_EXERCISE OBJECTIVE_
From the entries below, pull out each line where "дополнить" appears.

_GIVEN RECORDS_
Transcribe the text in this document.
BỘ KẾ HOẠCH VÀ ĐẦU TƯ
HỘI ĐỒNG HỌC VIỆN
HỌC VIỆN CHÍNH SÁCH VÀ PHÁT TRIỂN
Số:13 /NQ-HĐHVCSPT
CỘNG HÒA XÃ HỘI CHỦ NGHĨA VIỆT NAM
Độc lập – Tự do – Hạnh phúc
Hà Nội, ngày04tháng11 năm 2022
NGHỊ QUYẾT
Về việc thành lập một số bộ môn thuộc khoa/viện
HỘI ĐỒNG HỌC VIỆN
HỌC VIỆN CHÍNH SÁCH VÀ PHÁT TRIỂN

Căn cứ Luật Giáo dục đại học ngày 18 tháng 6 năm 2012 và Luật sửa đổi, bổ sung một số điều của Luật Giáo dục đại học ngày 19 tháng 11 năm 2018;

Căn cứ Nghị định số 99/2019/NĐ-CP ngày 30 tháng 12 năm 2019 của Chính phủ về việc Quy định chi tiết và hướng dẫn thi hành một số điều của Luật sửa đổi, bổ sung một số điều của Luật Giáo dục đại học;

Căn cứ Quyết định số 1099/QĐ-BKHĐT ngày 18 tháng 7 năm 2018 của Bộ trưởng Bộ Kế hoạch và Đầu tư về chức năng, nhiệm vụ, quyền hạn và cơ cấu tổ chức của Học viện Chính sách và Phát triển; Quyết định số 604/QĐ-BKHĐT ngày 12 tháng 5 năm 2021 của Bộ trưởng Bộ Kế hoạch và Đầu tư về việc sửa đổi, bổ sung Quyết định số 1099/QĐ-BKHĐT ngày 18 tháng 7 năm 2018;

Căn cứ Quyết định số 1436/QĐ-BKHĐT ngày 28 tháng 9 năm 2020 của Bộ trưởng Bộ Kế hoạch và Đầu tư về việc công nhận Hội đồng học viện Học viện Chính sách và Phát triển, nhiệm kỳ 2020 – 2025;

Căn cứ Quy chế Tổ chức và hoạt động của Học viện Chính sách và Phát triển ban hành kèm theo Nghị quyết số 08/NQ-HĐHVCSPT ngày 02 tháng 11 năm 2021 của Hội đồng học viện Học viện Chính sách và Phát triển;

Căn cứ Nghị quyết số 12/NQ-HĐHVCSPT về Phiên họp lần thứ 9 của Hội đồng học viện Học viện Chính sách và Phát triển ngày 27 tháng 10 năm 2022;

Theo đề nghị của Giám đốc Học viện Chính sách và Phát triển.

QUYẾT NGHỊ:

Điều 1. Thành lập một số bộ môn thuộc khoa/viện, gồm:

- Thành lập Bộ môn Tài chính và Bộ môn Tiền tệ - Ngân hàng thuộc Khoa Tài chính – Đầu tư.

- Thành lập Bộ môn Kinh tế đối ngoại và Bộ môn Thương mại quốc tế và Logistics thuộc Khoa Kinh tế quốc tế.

---

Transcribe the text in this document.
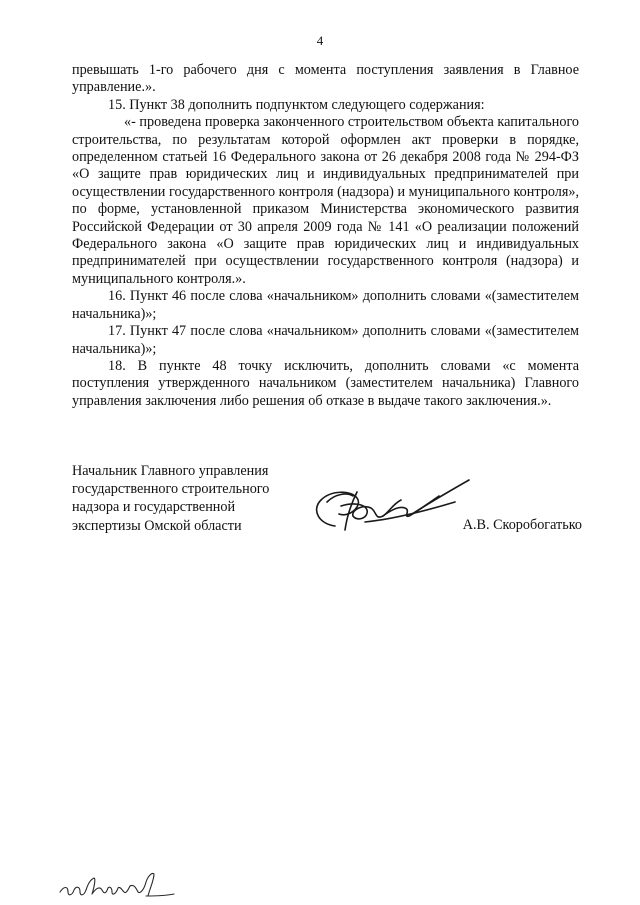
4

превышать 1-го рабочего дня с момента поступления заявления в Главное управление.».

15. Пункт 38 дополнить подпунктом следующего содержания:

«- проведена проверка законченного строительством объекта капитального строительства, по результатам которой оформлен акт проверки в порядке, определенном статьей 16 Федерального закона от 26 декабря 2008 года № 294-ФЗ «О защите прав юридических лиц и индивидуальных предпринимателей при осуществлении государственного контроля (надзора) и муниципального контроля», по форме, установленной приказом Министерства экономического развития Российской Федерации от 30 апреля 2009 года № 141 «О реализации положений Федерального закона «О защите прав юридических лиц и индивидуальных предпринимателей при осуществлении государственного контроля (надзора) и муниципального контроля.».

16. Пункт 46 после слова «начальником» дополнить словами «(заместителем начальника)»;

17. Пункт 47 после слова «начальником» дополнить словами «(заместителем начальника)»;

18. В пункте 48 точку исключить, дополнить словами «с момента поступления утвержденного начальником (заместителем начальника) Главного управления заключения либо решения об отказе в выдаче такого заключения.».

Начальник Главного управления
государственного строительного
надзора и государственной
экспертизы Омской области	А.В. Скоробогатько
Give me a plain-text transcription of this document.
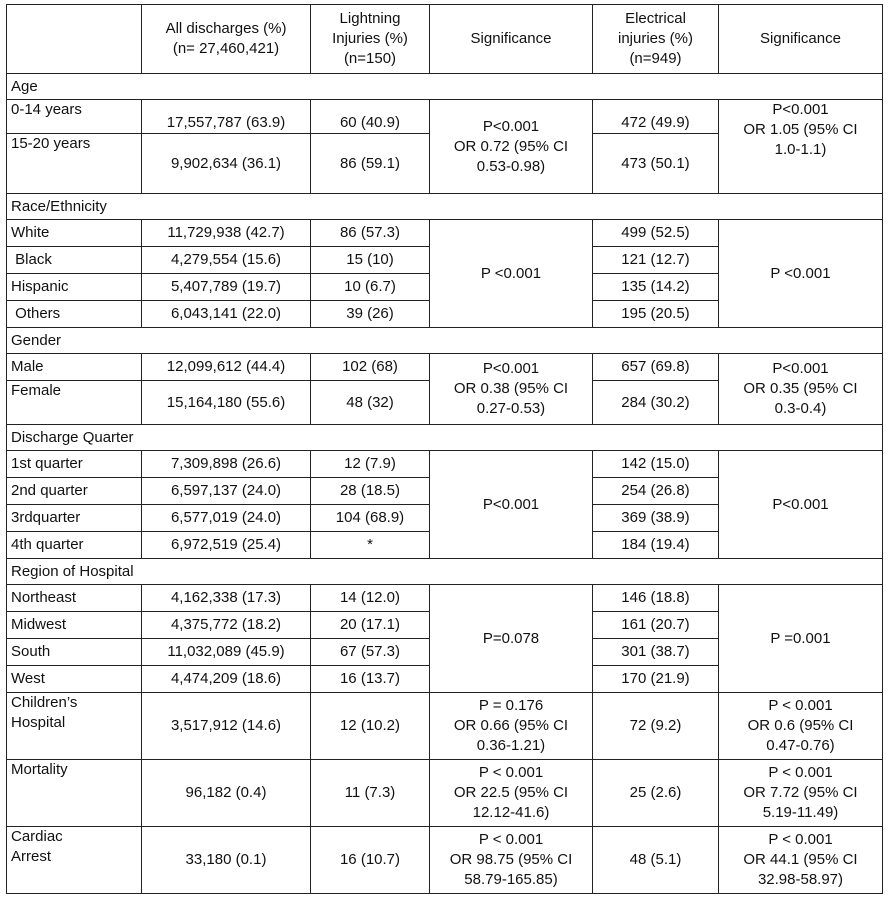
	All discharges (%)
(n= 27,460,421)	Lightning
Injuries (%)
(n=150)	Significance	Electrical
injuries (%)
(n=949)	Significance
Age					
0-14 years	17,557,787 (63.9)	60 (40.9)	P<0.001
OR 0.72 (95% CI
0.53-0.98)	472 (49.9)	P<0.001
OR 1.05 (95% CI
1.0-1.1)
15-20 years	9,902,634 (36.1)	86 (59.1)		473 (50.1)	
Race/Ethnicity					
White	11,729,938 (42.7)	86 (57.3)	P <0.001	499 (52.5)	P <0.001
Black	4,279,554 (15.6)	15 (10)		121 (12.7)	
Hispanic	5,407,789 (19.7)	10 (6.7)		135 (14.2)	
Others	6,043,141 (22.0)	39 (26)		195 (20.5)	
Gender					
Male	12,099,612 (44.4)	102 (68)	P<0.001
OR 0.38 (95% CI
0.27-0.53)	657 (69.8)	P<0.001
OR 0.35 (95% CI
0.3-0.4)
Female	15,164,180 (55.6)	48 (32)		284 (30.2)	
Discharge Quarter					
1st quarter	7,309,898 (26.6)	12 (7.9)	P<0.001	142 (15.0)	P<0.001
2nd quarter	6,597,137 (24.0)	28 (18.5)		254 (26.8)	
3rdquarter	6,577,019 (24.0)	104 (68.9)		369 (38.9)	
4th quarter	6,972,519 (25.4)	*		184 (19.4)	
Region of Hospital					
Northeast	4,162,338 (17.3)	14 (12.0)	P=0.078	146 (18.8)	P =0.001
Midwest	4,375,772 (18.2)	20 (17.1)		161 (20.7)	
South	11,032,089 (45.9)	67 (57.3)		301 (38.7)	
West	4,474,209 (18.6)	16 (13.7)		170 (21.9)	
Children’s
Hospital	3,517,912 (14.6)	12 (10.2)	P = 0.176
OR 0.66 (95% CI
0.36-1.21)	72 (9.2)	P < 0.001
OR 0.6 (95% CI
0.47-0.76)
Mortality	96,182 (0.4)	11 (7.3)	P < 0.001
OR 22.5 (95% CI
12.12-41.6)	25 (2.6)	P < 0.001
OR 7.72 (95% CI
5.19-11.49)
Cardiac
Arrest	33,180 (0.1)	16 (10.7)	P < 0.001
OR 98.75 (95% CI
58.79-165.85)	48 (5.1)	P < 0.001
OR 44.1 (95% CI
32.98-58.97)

--

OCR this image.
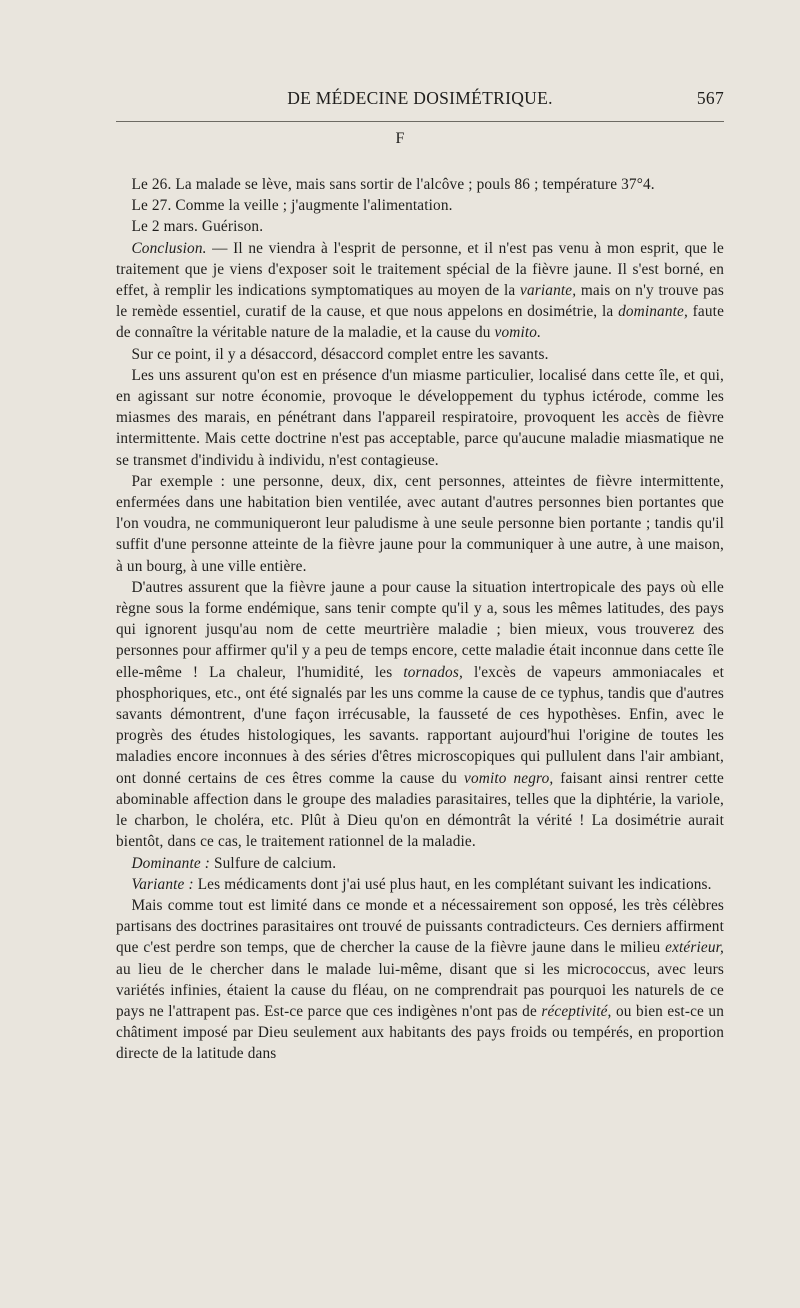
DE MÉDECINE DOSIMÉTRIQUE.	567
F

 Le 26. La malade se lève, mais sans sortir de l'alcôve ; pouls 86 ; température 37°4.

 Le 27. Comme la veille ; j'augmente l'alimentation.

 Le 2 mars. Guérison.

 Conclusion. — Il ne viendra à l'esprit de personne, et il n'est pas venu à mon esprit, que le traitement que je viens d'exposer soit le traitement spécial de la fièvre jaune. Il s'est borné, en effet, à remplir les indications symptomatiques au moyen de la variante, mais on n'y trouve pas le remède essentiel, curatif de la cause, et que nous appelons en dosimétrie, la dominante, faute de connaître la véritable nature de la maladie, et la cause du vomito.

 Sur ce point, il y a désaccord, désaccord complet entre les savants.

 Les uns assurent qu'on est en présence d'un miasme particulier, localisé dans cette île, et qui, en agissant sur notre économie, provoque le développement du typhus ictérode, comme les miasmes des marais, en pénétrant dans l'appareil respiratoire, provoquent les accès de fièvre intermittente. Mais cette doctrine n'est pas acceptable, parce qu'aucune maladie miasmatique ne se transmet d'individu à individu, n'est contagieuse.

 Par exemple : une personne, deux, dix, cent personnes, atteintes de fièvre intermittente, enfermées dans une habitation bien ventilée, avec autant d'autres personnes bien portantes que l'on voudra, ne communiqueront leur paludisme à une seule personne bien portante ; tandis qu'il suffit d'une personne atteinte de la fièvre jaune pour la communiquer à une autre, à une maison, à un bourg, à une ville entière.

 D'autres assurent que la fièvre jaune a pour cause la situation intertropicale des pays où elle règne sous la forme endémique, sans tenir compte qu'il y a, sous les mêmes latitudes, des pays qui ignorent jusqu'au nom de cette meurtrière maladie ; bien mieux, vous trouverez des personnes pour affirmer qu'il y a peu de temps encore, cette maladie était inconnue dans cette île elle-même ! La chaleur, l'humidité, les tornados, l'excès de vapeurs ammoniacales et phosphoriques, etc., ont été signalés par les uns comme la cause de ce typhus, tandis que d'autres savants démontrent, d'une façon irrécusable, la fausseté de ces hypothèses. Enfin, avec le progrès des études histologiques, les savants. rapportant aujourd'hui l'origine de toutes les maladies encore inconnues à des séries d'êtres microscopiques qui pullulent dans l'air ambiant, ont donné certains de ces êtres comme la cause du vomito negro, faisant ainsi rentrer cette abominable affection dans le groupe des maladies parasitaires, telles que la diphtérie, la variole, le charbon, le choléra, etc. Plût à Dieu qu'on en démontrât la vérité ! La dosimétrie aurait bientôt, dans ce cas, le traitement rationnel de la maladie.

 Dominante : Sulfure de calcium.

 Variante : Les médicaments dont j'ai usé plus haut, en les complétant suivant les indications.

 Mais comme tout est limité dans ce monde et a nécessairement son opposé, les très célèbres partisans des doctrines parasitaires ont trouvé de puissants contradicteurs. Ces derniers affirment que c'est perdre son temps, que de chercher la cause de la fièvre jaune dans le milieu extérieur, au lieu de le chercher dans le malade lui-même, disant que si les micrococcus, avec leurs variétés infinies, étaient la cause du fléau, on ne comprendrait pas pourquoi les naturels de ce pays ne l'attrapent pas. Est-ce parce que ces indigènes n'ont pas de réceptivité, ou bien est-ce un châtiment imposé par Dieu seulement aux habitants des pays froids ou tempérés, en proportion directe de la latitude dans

_REPLY_
15. Пункт 38 дополнить подпунктом следующего содержания:
16. Пункт 46 после слова «начальником» дополнить словами «(заместителем начальника)»;
17. Пункт 47 после слова «начальником» дополнить словами «(заместителем начальника)»;
18. В пункте 48 точку исключить, дополнить словами «с момента поступления утвержденного начальником (заместителем начальника) Главного управления заключения либо решения об отказе в выдаче такого заключения.».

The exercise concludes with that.